Records excerpted from a collection:

▶

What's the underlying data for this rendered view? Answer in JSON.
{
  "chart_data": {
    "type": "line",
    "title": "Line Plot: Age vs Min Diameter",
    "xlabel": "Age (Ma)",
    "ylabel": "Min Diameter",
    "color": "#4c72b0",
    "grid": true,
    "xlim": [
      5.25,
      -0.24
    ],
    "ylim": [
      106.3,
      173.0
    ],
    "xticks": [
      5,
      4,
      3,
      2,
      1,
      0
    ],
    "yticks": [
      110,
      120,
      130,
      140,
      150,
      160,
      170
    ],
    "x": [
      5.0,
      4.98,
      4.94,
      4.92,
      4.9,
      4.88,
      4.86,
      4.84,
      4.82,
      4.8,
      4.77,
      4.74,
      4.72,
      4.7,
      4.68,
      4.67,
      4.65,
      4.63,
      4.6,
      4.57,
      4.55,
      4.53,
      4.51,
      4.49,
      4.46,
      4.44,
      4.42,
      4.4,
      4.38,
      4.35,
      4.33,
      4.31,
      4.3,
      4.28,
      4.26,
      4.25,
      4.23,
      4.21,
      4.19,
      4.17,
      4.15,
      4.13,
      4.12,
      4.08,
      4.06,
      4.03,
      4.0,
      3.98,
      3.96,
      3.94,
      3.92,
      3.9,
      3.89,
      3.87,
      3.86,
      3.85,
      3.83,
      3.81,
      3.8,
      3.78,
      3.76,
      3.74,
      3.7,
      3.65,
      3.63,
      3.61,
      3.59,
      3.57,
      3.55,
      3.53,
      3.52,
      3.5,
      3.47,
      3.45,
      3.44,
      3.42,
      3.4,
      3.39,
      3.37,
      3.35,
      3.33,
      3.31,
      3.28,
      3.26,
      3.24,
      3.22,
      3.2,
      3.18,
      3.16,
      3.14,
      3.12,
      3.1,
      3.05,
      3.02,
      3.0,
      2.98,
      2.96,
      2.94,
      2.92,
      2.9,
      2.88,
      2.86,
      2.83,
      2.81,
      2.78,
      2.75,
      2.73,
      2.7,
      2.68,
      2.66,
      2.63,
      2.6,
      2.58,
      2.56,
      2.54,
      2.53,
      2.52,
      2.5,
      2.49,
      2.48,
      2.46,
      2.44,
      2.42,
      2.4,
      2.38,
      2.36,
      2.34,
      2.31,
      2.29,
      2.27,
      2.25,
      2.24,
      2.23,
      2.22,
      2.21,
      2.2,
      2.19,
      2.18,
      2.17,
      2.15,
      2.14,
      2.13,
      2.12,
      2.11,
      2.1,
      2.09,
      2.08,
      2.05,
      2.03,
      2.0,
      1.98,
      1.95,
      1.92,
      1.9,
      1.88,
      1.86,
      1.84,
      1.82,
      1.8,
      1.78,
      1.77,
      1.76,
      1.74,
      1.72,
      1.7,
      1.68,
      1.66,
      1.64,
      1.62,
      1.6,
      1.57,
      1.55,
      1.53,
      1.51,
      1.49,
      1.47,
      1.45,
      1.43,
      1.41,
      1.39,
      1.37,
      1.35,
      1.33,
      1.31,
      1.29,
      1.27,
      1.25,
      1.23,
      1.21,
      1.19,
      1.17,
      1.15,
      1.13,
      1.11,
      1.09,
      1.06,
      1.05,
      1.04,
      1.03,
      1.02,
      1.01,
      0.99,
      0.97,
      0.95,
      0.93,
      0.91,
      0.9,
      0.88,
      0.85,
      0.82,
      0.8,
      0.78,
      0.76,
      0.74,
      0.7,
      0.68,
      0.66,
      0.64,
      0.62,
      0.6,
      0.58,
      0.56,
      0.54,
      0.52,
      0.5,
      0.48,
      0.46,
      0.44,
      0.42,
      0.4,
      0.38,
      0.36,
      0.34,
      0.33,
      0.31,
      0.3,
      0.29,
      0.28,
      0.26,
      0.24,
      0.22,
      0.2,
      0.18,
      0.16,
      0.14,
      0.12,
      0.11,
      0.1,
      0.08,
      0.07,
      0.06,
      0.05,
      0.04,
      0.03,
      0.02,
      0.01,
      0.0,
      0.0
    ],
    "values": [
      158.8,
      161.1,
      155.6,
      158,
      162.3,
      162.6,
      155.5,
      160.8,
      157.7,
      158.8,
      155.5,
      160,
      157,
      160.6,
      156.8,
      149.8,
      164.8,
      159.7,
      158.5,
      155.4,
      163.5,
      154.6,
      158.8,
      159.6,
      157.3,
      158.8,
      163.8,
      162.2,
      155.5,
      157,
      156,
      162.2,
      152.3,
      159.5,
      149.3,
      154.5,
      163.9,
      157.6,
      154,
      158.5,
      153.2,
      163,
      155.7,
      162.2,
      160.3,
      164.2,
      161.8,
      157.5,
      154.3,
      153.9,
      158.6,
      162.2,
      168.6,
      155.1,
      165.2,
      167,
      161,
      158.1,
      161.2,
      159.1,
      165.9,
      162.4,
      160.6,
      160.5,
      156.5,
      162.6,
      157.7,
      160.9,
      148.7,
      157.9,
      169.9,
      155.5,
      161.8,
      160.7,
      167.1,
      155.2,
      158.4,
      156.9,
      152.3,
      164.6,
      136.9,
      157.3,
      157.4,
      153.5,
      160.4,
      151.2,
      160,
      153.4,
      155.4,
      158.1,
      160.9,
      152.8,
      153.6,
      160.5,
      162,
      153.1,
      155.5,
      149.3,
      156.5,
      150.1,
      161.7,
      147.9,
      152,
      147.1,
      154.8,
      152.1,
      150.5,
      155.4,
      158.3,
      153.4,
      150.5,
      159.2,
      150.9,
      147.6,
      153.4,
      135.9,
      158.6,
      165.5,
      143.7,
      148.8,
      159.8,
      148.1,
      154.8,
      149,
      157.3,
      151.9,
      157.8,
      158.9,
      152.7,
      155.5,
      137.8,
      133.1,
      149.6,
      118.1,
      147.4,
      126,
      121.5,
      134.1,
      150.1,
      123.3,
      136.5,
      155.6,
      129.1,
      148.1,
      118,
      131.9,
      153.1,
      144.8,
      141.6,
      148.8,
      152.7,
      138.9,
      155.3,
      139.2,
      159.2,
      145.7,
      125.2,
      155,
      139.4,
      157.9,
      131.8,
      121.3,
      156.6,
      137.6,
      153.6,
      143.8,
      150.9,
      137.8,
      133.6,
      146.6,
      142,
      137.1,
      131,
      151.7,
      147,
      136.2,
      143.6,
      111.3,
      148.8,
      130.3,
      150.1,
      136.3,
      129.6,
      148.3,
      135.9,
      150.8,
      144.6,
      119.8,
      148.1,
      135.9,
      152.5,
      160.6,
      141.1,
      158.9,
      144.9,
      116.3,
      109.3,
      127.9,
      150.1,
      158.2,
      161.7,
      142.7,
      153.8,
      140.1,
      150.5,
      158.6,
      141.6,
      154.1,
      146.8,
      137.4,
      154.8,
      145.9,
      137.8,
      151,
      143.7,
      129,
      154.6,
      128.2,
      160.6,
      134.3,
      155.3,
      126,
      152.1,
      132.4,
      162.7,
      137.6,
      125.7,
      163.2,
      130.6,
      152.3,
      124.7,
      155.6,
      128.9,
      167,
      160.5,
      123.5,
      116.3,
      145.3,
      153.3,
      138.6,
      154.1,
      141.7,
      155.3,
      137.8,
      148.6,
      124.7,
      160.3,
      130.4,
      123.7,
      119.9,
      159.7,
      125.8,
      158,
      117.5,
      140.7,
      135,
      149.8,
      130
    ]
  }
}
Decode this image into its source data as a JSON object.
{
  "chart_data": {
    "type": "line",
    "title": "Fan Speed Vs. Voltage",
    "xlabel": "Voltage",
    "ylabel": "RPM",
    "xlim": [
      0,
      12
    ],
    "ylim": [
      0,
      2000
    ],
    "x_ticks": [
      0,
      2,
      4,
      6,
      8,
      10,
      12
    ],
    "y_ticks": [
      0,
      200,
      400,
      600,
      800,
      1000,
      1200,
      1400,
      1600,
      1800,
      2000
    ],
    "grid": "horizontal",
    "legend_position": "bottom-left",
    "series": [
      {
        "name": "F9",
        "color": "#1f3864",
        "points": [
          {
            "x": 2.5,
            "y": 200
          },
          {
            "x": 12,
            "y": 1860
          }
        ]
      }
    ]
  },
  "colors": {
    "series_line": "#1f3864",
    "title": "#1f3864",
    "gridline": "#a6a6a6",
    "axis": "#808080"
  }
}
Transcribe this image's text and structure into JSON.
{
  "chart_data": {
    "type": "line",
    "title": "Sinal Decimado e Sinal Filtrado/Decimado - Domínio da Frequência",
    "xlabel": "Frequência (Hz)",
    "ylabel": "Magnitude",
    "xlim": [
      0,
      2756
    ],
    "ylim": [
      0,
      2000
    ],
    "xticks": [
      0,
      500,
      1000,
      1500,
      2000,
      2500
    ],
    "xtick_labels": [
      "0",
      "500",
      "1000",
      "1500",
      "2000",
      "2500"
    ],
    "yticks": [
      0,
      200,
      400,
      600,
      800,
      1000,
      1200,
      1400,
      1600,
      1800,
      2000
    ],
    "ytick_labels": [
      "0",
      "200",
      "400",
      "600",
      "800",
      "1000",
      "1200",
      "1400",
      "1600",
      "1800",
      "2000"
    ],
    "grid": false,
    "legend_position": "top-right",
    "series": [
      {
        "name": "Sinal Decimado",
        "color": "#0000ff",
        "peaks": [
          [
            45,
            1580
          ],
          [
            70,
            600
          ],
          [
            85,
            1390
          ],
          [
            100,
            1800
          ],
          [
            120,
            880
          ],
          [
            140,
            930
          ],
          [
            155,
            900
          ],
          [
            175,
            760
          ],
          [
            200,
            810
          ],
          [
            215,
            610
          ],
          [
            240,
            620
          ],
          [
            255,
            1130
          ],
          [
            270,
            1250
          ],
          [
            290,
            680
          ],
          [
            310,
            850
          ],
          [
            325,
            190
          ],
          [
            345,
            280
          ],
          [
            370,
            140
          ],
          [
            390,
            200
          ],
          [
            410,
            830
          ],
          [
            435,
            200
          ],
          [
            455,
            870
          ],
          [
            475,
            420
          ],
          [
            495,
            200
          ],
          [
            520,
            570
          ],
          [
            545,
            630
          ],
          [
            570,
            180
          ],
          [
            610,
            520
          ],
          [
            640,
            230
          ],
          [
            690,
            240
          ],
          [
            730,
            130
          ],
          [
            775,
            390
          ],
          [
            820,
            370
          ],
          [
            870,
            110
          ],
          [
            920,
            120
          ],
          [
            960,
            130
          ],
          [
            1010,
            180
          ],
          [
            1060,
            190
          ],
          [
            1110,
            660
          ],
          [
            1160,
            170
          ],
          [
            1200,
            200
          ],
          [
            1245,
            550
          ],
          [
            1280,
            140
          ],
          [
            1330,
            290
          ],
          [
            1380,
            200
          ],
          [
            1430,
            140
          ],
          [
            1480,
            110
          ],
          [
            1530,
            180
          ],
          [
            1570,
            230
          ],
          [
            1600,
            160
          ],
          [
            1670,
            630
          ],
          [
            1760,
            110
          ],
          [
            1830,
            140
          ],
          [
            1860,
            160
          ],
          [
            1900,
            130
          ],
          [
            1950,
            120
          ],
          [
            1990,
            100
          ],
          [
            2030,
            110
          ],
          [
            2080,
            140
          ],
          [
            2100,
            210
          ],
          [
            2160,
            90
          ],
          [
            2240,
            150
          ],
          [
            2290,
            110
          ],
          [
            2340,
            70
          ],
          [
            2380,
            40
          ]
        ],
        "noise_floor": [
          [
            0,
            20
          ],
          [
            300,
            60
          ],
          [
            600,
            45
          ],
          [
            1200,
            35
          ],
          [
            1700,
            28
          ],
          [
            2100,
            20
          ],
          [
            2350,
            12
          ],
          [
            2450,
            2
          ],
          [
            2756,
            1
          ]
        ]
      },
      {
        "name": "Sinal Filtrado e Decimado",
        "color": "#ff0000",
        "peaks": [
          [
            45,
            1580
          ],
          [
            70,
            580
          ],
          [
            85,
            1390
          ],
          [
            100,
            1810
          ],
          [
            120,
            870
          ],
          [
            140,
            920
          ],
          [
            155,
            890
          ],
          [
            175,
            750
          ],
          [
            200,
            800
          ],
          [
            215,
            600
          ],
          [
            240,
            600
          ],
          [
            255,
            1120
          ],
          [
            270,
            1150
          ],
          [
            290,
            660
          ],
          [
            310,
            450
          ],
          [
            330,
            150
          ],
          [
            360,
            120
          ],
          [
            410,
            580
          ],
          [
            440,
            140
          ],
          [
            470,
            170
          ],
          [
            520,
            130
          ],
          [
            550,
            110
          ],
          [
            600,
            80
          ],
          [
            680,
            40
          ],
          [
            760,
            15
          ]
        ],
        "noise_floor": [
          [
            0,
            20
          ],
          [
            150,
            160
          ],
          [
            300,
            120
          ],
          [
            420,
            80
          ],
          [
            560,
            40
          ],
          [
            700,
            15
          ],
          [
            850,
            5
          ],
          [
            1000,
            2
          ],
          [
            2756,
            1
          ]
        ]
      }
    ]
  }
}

◀

What you are asked to do: Identify the lines that contain the string "Frequência", and copy every one of them.

Answer to the task:
    "title": "Sinal Decimado e Sinal Filtrado/Decimado - Domínio da Frequência",
    "xlabel": "Frequência (Hz)",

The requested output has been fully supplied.